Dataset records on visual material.
————

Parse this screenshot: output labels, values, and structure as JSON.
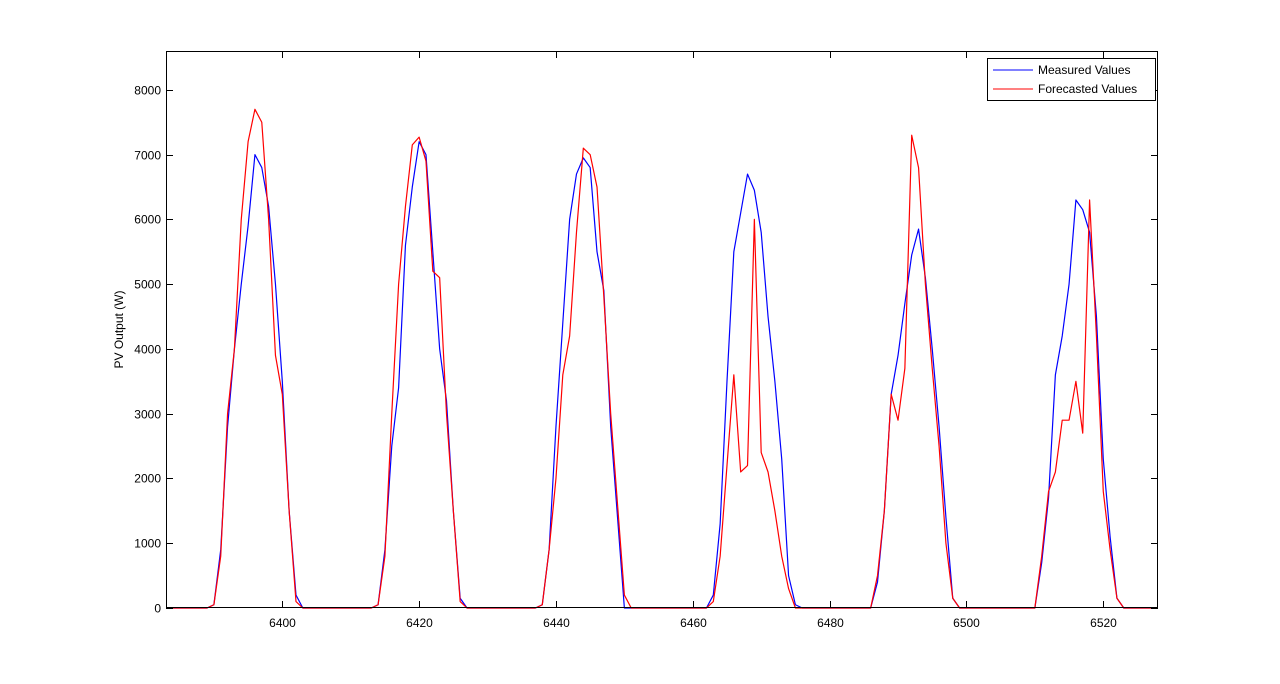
{
  "chart_data": {
    "type": "line",
    "title": "",
    "xlabel": "",
    "ylabel": "PV Output (W)",
    "xlim": [
      6383,
      6528
    ],
    "ylim": [
      0,
      8600
    ],
    "xticks": [
      6400,
      6420,
      6440,
      6460,
      6480,
      6500,
      6520
    ],
    "yticks": [
      0,
      1000,
      2000,
      3000,
      4000,
      5000,
      6000,
      7000,
      8000
    ],
    "grid": false,
    "legend_position": "top-right",
    "series": [
      {
        "name": "Measured Values",
        "color": "#0000ff",
        "points": [
          [
            6383,
            0
          ],
          [
            6389,
            0
          ],
          [
            6390,
            50
          ],
          [
            6391,
            900
          ],
          [
            6392,
            2800
          ],
          [
            6393,
            4000
          ],
          [
            6394,
            5000
          ],
          [
            6395,
            5900
          ],
          [
            6396,
            7000
          ],
          [
            6397,
            6800
          ],
          [
            6398,
            6200
          ],
          [
            6399,
            5000
          ],
          [
            6400,
            3500
          ],
          [
            6401,
            1500
          ],
          [
            6402,
            200
          ],
          [
            6403,
            0
          ],
          [
            6413,
            0
          ],
          [
            6414,
            50
          ],
          [
            6415,
            900
          ],
          [
            6416,
            2500
          ],
          [
            6417,
            3400
          ],
          [
            6418,
            5600
          ],
          [
            6419,
            6500
          ],
          [
            6420,
            7200
          ],
          [
            6421,
            7000
          ],
          [
            6422,
            5500
          ],
          [
            6423,
            4000
          ],
          [
            6424,
            3200
          ],
          [
            6425,
            1500
          ],
          [
            6426,
            150
          ],
          [
            6427,
            0
          ],
          [
            6437,
            0
          ],
          [
            6438,
            50
          ],
          [
            6439,
            900
          ],
          [
            6440,
            2800
          ],
          [
            6441,
            4400
          ],
          [
            6442,
            6000
          ],
          [
            6443,
            6700
          ],
          [
            6444,
            6950
          ],
          [
            6445,
            6800
          ],
          [
            6446,
            5500
          ],
          [
            6447,
            4900
          ],
          [
            6448,
            2800
          ],
          [
            6449,
            1400
          ],
          [
            6450,
            0
          ],
          [
            6462,
            0
          ],
          [
            6463,
            200
          ],
          [
            6464,
            1300
          ],
          [
            6465,
            3500
          ],
          [
            6466,
            5500
          ],
          [
            6467,
            6100
          ],
          [
            6468,
            6700
          ],
          [
            6469,
            6450
          ],
          [
            6470,
            5800
          ],
          [
            6471,
            4500
          ],
          [
            6472,
            3500
          ],
          [
            6473,
            2300
          ],
          [
            6474,
            500
          ],
          [
            6475,
            50
          ],
          [
            6476,
            0
          ],
          [
            6486,
            0
          ],
          [
            6487,
            400
          ],
          [
            6488,
            1500
          ],
          [
            6489,
            3300
          ],
          [
            6490,
            3900
          ],
          [
            6491,
            4700
          ],
          [
            6492,
            5450
          ],
          [
            6493,
            5850
          ],
          [
            6494,
            5100
          ],
          [
            6495,
            4000
          ],
          [
            6496,
            2800
          ],
          [
            6497,
            1400
          ],
          [
            6498,
            150
          ],
          [
            6499,
            0
          ],
          [
            6510,
            0
          ],
          [
            6511,
            700
          ],
          [
            6512,
            1700
          ],
          [
            6513,
            3600
          ],
          [
            6514,
            4200
          ],
          [
            6515,
            5000
          ],
          [
            6516,
            6300
          ],
          [
            6517,
            6150
          ],
          [
            6518,
            5800
          ],
          [
            6519,
            4500
          ],
          [
            6520,
            2300
          ],
          [
            6521,
            1100
          ],
          [
            6522,
            150
          ],
          [
            6523,
            0
          ],
          [
            6528,
            0
          ]
        ]
      },
      {
        "name": "Forecasted Values",
        "color": "#ff0000",
        "points": [
          [
            6383,
            0
          ],
          [
            6389,
            0
          ],
          [
            6390,
            50
          ],
          [
            6391,
            800
          ],
          [
            6392,
            3000
          ],
          [
            6393,
            4000
          ],
          [
            6394,
            6000
          ],
          [
            6395,
            7200
          ],
          [
            6396,
            7700
          ],
          [
            6397,
            7500
          ],
          [
            6398,
            6000
          ],
          [
            6399,
            3900
          ],
          [
            6400,
            3300
          ],
          [
            6401,
            1500
          ],
          [
            6402,
            100
          ],
          [
            6403,
            0
          ],
          [
            6413,
            0
          ],
          [
            6414,
            50
          ],
          [
            6415,
            800
          ],
          [
            6416,
            3000
          ],
          [
            6417,
            5000
          ],
          [
            6418,
            6200
          ],
          [
            6419,
            7150
          ],
          [
            6420,
            7270
          ],
          [
            6421,
            6900
          ],
          [
            6422,
            5200
          ],
          [
            6423,
            5100
          ],
          [
            6424,
            3000
          ],
          [
            6425,
            1500
          ],
          [
            6426,
            100
          ],
          [
            6427,
            0
          ],
          [
            6437,
            0
          ],
          [
            6438,
            50
          ],
          [
            6439,
            900
          ],
          [
            6440,
            2000
          ],
          [
            6441,
            3600
          ],
          [
            6442,
            4200
          ],
          [
            6443,
            5800
          ],
          [
            6444,
            7100
          ],
          [
            6445,
            7000
          ],
          [
            6446,
            6500
          ],
          [
            6447,
            4800
          ],
          [
            6448,
            3000
          ],
          [
            6449,
            1600
          ],
          [
            6450,
            200
          ],
          [
            6451,
            0
          ],
          [
            6462,
            0
          ],
          [
            6463,
            100
          ],
          [
            6464,
            800
          ],
          [
            6465,
            2200
          ],
          [
            6466,
            3600
          ],
          [
            6467,
            2100
          ],
          [
            6468,
            2200
          ],
          [
            6469,
            6000
          ],
          [
            6470,
            2400
          ],
          [
            6471,
            2100
          ],
          [
            6472,
            1500
          ],
          [
            6473,
            800
          ],
          [
            6474,
            300
          ],
          [
            6475,
            0
          ],
          [
            6486,
            0
          ],
          [
            6487,
            500
          ],
          [
            6488,
            1500
          ],
          [
            6489,
            3300
          ],
          [
            6490,
            2900
          ],
          [
            6491,
            3700
          ],
          [
            6492,
            7300
          ],
          [
            6493,
            6800
          ],
          [
            6494,
            5000
          ],
          [
            6495,
            3700
          ],
          [
            6496,
            2500
          ],
          [
            6497,
            1000
          ],
          [
            6498,
            150
          ],
          [
            6499,
            0
          ],
          [
            6510,
            0
          ],
          [
            6511,
            800
          ],
          [
            6512,
            1800
          ],
          [
            6513,
            2100
          ],
          [
            6514,
            2900
          ],
          [
            6515,
            2900
          ],
          [
            6516,
            3500
          ],
          [
            6517,
            2700
          ],
          [
            6518,
            6300
          ],
          [
            6519,
            4200
          ],
          [
            6520,
            1800
          ],
          [
            6521,
            900
          ],
          [
            6522,
            150
          ],
          [
            6523,
            0
          ],
          [
            6528,
            0
          ]
        ]
      }
    ]
  }
}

————

EXERCISE PROMPT. Work through the records above line by line and count those that hold the string "name". Give only the result.

ANSWER TO THE PROBLEM. 2